** start of Records shown **

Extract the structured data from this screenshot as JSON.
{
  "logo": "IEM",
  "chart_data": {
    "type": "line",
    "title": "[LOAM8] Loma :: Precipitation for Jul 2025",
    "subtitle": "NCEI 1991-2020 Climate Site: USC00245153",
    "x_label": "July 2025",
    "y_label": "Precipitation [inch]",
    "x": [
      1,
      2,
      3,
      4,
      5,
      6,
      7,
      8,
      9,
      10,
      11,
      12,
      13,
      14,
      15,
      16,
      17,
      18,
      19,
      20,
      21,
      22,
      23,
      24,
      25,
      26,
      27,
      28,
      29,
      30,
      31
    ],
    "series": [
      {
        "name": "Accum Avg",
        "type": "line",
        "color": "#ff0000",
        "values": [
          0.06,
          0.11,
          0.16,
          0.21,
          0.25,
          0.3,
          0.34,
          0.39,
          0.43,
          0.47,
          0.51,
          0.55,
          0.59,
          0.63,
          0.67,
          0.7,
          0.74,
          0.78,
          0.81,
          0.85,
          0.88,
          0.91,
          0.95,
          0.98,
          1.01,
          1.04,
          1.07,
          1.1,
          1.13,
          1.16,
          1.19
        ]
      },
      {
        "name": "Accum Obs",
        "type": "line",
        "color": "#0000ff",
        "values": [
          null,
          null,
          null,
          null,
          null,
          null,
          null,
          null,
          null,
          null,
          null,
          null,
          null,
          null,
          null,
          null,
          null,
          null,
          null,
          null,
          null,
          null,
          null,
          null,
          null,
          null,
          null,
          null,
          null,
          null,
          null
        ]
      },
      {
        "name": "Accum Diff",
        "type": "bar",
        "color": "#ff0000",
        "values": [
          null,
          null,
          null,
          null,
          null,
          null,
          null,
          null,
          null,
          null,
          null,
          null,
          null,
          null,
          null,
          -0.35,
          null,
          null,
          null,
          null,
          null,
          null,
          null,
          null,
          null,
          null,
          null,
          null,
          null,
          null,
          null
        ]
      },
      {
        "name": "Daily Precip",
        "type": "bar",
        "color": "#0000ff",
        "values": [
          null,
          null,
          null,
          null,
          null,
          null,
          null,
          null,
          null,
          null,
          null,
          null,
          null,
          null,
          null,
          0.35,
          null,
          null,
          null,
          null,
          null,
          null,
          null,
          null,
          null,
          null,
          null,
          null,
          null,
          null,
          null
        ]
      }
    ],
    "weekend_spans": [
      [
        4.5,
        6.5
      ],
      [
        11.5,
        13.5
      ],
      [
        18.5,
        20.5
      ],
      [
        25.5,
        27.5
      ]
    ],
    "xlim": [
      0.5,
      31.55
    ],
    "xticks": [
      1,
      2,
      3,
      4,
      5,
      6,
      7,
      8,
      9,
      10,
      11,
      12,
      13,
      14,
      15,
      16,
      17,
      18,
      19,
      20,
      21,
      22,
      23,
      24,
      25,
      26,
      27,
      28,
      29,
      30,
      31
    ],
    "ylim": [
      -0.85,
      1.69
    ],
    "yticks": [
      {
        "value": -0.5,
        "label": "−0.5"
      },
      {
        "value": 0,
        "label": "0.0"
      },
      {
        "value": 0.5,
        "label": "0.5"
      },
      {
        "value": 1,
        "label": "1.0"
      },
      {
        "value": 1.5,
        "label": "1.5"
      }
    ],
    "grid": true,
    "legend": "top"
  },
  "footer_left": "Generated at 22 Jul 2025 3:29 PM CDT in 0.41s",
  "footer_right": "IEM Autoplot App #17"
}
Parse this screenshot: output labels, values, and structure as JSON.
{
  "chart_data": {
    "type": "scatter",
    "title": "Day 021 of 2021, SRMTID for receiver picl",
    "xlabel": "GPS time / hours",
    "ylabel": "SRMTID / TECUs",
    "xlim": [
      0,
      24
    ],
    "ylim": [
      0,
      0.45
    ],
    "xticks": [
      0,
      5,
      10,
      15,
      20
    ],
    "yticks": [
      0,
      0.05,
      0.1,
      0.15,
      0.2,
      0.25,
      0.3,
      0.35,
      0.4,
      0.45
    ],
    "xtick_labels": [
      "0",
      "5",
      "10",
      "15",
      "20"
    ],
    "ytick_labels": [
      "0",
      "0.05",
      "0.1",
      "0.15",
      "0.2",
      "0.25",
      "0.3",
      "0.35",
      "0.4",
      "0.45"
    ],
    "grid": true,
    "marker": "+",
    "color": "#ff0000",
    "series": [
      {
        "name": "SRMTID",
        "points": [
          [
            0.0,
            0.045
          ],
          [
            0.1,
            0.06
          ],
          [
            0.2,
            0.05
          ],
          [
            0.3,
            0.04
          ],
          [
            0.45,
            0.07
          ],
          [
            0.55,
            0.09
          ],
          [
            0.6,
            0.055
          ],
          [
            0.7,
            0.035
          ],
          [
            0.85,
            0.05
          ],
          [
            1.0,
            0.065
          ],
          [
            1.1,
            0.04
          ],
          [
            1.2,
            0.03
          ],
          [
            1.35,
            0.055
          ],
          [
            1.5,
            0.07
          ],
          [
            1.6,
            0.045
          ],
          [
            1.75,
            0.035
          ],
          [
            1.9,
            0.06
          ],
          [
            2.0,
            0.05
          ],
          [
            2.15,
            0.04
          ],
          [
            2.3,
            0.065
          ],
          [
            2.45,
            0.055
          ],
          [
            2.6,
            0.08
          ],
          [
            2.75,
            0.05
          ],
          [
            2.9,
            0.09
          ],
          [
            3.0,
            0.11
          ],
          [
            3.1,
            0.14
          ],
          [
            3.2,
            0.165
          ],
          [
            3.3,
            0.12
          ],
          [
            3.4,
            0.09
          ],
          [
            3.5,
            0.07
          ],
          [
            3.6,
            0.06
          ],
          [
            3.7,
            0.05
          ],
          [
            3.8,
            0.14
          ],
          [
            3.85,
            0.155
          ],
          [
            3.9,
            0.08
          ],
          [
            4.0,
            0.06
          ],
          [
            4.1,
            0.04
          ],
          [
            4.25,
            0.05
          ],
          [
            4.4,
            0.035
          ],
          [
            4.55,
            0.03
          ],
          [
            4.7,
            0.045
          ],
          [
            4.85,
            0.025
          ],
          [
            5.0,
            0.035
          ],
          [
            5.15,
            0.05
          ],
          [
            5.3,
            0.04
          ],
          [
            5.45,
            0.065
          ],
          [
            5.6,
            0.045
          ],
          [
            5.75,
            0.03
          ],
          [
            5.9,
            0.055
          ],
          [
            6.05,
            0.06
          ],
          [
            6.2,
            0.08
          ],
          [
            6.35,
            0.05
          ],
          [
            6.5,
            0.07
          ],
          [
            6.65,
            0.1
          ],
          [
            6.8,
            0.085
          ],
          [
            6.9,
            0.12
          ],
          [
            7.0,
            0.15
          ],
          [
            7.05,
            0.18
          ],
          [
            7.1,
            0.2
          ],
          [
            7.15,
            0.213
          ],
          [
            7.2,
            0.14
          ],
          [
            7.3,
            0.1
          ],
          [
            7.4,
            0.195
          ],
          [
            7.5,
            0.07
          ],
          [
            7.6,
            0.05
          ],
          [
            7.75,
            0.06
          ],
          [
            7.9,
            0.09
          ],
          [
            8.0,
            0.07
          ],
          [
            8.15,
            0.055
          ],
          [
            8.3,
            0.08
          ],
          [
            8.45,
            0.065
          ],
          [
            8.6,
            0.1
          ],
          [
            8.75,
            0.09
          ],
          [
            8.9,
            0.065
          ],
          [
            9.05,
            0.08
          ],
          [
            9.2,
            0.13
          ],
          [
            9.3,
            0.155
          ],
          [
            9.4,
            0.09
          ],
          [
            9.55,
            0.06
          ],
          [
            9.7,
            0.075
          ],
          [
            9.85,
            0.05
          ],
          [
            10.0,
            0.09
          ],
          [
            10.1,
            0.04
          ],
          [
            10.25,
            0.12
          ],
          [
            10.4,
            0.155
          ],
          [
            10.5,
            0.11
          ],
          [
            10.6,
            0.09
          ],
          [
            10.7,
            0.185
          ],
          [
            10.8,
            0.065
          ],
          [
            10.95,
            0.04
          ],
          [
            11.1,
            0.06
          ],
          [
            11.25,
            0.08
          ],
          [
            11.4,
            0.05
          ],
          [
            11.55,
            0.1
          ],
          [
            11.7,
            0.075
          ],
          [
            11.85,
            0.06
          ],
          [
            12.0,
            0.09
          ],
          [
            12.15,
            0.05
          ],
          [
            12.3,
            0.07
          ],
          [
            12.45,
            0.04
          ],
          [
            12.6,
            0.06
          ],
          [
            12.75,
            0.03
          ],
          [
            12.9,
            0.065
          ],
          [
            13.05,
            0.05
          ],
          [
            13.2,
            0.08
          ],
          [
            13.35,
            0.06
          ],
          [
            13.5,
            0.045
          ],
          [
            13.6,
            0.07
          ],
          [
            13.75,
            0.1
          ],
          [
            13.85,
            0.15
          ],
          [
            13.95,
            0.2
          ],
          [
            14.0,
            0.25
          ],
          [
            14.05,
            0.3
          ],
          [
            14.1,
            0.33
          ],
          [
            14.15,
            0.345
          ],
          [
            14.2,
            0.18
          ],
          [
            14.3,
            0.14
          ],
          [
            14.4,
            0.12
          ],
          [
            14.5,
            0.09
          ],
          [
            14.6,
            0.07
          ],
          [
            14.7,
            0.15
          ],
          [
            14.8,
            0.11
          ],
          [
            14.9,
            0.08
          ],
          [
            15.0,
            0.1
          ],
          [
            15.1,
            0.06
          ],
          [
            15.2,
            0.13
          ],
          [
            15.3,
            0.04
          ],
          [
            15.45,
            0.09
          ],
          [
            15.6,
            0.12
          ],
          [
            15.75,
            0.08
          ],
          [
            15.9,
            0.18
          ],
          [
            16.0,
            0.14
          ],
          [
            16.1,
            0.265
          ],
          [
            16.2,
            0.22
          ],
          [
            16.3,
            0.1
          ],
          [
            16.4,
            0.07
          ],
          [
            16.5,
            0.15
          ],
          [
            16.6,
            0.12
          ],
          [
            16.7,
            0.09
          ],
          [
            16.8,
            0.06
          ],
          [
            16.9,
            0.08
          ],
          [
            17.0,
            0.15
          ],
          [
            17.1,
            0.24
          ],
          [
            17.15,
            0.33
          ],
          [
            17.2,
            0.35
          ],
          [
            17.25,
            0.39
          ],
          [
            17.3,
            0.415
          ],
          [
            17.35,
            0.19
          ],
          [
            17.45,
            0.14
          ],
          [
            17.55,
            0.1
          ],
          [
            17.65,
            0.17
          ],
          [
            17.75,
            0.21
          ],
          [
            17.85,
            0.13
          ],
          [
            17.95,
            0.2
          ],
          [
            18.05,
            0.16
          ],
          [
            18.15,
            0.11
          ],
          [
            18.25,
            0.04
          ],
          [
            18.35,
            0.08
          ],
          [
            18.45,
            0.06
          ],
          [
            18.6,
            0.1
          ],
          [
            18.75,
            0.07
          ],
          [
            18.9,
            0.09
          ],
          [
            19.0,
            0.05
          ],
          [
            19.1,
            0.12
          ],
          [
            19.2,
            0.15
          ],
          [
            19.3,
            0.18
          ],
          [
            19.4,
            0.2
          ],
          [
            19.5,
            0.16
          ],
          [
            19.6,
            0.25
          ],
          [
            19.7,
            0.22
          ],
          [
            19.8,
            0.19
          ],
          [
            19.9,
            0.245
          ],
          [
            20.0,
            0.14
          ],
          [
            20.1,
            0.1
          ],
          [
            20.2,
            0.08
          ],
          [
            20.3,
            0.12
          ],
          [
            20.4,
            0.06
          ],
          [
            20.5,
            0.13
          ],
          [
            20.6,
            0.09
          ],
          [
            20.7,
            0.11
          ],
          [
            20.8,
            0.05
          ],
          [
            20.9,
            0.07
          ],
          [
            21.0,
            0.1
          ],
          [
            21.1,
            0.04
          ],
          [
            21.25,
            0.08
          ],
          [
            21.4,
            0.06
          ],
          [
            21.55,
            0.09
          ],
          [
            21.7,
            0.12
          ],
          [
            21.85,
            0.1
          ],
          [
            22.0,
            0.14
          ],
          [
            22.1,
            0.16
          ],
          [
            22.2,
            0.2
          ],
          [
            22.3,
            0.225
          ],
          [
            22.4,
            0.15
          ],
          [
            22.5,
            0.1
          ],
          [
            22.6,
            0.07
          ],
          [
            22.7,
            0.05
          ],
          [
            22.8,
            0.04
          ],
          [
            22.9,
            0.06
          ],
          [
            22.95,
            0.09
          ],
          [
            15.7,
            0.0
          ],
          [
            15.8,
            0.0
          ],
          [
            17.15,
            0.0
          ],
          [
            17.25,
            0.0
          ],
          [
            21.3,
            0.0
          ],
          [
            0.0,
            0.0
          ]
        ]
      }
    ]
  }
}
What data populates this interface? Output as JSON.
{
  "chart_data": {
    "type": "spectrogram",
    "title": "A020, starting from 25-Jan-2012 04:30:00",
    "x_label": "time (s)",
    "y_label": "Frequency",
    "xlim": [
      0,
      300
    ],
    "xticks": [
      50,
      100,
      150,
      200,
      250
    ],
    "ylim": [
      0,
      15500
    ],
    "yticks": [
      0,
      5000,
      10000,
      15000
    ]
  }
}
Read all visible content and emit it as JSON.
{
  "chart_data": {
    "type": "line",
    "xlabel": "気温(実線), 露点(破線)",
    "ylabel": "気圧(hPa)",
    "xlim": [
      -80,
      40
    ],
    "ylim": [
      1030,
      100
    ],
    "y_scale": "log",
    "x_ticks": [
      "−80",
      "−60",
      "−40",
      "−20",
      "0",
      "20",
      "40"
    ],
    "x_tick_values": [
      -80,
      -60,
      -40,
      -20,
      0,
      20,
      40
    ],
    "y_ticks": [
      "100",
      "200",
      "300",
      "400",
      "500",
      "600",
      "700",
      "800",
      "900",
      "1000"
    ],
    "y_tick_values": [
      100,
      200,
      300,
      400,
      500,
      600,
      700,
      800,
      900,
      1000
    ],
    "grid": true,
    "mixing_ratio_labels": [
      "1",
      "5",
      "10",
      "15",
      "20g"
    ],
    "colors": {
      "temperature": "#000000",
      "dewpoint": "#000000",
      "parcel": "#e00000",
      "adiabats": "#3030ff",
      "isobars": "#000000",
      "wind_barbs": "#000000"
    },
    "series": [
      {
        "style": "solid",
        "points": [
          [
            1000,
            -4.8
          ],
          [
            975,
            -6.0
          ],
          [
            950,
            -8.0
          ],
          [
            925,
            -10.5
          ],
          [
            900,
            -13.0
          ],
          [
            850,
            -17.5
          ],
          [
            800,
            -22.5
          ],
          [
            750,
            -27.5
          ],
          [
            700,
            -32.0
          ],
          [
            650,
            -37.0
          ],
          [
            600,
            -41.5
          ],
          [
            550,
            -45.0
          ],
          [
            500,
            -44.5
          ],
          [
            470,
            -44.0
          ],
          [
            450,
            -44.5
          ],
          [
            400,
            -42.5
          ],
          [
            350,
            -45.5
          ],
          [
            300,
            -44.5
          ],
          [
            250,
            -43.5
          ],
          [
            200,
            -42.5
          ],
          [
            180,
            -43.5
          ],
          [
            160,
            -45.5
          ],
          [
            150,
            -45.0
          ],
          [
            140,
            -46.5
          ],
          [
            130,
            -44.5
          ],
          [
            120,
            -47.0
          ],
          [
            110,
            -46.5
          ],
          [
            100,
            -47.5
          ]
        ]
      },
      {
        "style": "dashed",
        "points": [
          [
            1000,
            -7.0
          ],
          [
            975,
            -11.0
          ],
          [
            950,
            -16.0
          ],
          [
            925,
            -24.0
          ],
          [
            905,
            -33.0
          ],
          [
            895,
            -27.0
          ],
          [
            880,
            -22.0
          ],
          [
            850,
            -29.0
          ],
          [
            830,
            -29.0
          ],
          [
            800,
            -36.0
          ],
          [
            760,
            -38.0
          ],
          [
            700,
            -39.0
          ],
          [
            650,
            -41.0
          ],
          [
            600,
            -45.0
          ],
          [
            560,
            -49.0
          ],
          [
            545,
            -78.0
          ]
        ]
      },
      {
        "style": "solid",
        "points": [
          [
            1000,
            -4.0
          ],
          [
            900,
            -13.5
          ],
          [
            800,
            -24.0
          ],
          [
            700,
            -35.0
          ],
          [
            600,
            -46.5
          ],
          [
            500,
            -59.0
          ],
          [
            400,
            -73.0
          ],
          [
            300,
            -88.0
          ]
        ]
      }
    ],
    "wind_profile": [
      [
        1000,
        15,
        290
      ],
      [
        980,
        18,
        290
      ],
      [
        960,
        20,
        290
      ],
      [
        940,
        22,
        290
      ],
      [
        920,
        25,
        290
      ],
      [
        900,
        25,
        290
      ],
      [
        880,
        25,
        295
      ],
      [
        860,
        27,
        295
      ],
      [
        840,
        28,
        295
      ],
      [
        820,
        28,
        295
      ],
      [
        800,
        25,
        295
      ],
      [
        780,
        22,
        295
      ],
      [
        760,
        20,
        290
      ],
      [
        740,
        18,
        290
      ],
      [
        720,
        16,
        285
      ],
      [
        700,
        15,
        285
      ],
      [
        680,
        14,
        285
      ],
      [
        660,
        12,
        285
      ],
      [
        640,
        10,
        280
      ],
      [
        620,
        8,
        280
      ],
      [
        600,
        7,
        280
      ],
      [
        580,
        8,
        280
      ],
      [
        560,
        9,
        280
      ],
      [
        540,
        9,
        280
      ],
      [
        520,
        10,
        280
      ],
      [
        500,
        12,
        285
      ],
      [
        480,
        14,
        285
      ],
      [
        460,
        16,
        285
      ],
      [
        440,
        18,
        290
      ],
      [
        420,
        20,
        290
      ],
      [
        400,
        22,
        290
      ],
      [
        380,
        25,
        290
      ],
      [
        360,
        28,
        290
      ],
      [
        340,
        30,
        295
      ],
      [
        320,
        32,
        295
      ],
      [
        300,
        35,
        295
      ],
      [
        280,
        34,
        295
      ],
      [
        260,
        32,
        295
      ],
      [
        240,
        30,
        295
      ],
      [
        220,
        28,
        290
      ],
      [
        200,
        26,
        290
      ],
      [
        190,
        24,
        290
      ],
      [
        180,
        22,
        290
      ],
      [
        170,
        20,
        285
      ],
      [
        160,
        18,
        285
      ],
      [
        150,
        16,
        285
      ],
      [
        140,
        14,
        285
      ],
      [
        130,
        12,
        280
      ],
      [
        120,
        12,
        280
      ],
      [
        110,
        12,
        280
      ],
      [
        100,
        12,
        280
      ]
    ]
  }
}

** end of Records shown **

> **What this task involves**
Find the string "Accum" in the records, then copy each line where it occurs.

> **Completed exercise**
        "name": "Accum Avg",
        "name": "Accum Obs",
        "name": "Accum Diff",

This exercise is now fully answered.